### Task to carry out
Reproduce the listing that follows with no differences at all.
[begin Data for the task]
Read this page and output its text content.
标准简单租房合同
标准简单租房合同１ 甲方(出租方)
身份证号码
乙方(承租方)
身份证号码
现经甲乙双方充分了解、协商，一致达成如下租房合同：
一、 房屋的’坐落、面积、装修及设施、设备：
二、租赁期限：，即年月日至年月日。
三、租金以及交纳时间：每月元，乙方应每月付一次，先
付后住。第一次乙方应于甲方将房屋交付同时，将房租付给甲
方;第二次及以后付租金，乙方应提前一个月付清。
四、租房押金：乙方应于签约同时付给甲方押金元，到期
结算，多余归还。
[end Data for the task]
### Response
Read this page and output its text content.
标准简单租房合同
标准简单租房合同１ 甲方(出租方)
身份证号码
乙方(承租方)
身份证号码
现经甲乙双方充分了解、协商，一致达成如下租房合同：
一、 房屋的’坐落、面积、装修及设施、设备：
二、租赁期限：，即年月日至年月日。
三、租金以及交纳时间：每月元，乙方应每月付一次，先
付后住。第一次乙方应于甲方将房屋交付同时，将房租付给甲
方;第二次及以后付租金，乙方应提前一个月付清。
四、租房押金：乙方应于签约同时付给甲方押金元，到期
结算，多余归还。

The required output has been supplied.